■ **Figure collection entries**

Start

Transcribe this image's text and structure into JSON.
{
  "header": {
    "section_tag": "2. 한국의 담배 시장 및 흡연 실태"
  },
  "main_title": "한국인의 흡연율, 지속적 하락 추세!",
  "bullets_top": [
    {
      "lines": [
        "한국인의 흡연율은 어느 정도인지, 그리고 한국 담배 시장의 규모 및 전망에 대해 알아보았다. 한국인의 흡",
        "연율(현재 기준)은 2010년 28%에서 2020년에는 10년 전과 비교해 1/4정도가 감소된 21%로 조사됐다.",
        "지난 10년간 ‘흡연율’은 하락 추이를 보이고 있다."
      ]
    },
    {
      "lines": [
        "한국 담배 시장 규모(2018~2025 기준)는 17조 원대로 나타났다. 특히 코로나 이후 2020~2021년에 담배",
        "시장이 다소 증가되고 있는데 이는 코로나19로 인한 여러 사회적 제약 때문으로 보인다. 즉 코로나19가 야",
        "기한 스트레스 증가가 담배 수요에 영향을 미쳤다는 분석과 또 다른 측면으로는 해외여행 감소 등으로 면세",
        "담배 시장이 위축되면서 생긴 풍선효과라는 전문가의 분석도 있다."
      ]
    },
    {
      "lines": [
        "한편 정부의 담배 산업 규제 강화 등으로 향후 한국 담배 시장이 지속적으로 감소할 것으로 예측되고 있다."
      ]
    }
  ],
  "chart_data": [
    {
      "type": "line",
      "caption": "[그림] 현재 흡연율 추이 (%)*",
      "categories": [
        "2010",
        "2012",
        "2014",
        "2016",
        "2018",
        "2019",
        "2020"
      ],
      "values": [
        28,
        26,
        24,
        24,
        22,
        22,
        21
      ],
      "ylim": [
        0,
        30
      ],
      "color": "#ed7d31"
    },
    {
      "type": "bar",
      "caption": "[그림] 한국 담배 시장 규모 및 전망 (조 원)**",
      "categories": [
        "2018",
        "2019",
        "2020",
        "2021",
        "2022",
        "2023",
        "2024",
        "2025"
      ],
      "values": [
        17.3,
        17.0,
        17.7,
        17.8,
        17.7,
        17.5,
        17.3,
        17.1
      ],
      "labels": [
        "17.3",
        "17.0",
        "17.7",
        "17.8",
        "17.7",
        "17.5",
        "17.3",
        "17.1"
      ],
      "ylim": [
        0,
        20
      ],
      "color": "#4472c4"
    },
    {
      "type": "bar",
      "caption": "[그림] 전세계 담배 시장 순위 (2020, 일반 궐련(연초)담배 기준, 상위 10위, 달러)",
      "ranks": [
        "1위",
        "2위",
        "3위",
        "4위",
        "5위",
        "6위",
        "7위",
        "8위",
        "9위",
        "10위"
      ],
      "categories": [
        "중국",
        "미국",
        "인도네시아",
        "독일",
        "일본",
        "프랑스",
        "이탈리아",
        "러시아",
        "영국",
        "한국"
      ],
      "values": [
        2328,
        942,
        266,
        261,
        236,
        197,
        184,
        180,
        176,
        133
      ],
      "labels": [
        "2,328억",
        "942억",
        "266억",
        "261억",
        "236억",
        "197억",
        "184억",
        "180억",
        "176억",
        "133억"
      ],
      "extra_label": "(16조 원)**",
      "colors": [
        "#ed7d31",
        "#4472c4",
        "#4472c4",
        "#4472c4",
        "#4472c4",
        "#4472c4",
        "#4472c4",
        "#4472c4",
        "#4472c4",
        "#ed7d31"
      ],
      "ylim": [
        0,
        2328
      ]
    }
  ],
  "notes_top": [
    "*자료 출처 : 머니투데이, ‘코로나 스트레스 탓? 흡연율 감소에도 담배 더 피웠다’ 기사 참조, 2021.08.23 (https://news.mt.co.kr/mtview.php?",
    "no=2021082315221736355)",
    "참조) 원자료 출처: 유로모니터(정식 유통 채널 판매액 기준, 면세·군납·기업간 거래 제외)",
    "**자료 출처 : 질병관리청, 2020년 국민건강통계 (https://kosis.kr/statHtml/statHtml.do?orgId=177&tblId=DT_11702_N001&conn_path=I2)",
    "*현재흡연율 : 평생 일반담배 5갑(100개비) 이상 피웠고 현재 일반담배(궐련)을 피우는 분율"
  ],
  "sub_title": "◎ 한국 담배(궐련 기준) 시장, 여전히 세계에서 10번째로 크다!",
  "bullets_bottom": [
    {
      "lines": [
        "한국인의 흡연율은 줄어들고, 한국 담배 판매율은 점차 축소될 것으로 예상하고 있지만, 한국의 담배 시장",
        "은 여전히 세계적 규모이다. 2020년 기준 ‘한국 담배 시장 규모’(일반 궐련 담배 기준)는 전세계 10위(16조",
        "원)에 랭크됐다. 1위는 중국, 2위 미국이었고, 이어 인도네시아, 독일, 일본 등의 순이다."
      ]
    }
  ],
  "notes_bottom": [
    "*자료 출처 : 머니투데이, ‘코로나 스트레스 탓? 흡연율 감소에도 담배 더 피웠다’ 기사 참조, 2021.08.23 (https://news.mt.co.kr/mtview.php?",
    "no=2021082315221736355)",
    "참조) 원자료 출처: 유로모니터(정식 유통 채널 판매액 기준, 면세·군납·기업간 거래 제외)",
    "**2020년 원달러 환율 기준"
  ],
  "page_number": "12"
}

End

■ **CHALLENGE**
Print every line of the records exactly. Omit nothing.

■ **TASK OUTPUT**
Transcribe this image's text and structure into JSON.
{
  "header": {
    "section_tag": "2. 한국의 담배 시장 및 흡연 실태"
  },
  "main_title": "한국인의 흡연율, 지속적 하락 추세!",
  "bullets_top": [
    {
      "lines": [
        "한국인의 흡연율은 어느 정도인지, 그리고 한국 담배 시장의 규모 및 전망에 대해 알아보았다. 한국인의 흡",
        "연율(현재 기준)은 2010년 28%에서 2020년에는 10년 전과 비교해 1/4정도가 감소된 21%로 조사됐다.",
        "지난 10년간 ‘흡연율’은 하락 추이를 보이고 있다."
      ]
    },
    {
      "lines": [
        "한국 담배 시장 규모(2018~2025 기준)는 17조 원대로 나타났다. 특히 코로나 이후 2020~2021년에 담배",
        "시장이 다소 증가되고 있는데 이는 코로나19로 인한 여러 사회적 제약 때문으로 보인다. 즉 코로나19가 야",
        "기한 스트레스 증가가 담배 수요에 영향을 미쳤다는 분석과 또 다른 측면으로는 해외여행 감소 등으로 면세",
        "담배 시장이 위축되면서 생긴 풍선효과라는 전문가의 분석도 있다."
      ]
    },
    {
      "lines": [
        "한편 정부의 담배 산업 규제 강화 등으로 향후 한국 담배 시장이 지속적으로 감소할 것으로 예측되고 있다."
      ]
    }
  ],
  "chart_data": [
    {
      "type": "line",
      "caption": "[그림] 현재 흡연율 추이 (%)*",
      "categories": [
        "2010",
        "2012",
        "2014",
        "2016",
        "2018",
        "2019",
        "2020"
      ],
      "values": [
        28,
        26,
        24,
        24,
        22,
        22,
        21
      ],
      "ylim": [
        0,
        30
      ],
      "color": "#ed7d31"
    },
    {
      "type": "bar",
      "caption": "[그림] 한국 담배 시장 규모 및 전망 (조 원)**",
      "categories": [
        "2018",
        "2019",
        "2020",
        "2021",
        "2022",
        "2023",
        "2024",
        "2025"
      ],
      "values": [
        17.3,
        17.0,
        17.7,
        17.8,
        17.7,
        17.5,
        17.3,
        17.1
      ],
      "labels": [
        "17.3",
        "17.0",
        "17.7",
        "17.8",
        "17.7",
        "17.5",
        "17.3",
        "17.1"
      ],
      "ylim": [
        0,
        20
      ],
      "color": "#4472c4"
    },
    {
      "type": "bar",
      "caption": "[그림] 전세계 담배 시장 순위 (2020, 일반 궐련(연초)담배 기준, 상위 10위, 달러)",
      "ranks": [
        "1위",
        "2위",
        "3위",
        "4위",
        "5위",
        "6위",
        "7위",
        "8위",
        "9위",
        "10위"
      ],
      "categories": [
        "중국",
        "미국",
        "인도네시아",
        "독일",
        "일본",
        "프랑스",
        "이탈리아",
        "러시아",
        "영국",
        "한국"
      ],
      "values": [
        2328,
        942,
        266,
        261,
        236,
        197,
        184,
        180,
        176,
        133
      ],
      "labels": [
        "2,328억",
        "942억",
        "266억",
        "261억",
        "236억",
        "197억",
        "184억",
        "180억",
        "176억",
        "133억"
      ],
      "extra_label": "(16조 원)**",
      "colors": [
        "#ed7d31",
        "#4472c4",
        "#4472c4",
        "#4472c4",
        "#4472c4",
        "#4472c4",
        "#4472c4",
        "#4472c4",
        "#4472c4",
        "#ed7d31"
      ],
      "ylim": [
        0,
        2328
      ]
    }
  ],
  "notes_top": [
    "*자료 출처 : 머니투데이, ‘코로나 스트레스 탓? 흡연율 감소에도 담배 더 피웠다’ 기사 참조, 2021.08.23 (https://news.mt.co.kr/mtview.php?",
    "no=2021082315221736355)",
    "참조) 원자료 출처: 유로모니터(정식 유통 채널 판매액 기준, 면세·군납·기업간 거래 제외)",
    "**자료 출처 : 질병관리청, 2020년 국민건강통계 (https://kosis.kr/statHtml/statHtml.do?orgId=177&tblId=DT_11702_N001&conn_path=I2)",
    "*현재흡연율 : 평생 일반담배 5갑(100개비) 이상 피웠고 현재 일반담배(궐련)을 피우는 분율"
  ],
  "sub_title": "◎ 한국 담배(궐련 기준) 시장, 여전히 세계에서 10번째로 크다!",
  "bullets_bottom": [
    {
      "lines": [
        "한국인의 흡연율은 줄어들고, 한국 담배 판매율은 점차 축소될 것으로 예상하고 있지만, 한국의 담배 시장",
        "은 여전히 세계적 규모이다. 2020년 기준 ‘한국 담배 시장 규모’(일반 궐련 담배 기준)는 전세계 10위(16조",
        "원)에 랭크됐다. 1위는 중국, 2위 미국이었고, 이어 인도네시아, 독일, 일본 등의 순이다."
      ]
    }
  ],
  "notes_bottom": [
    "*자료 출처 : 머니투데이, ‘코로나 스트레스 탓? 흡연율 감소에도 담배 더 피웠다’ 기사 참조, 2021.08.23 (https://news.mt.co.kr/mtview.php?",
    "no=2021082315221736355)",
    "참조) 원자료 출처: 유로모니터(정식 유통 채널 판매액 기준, 면세·군납·기업간 거래 제외)",
    "**2020년 원달러 환율 기준"
  ],
  "page_number": "12"
}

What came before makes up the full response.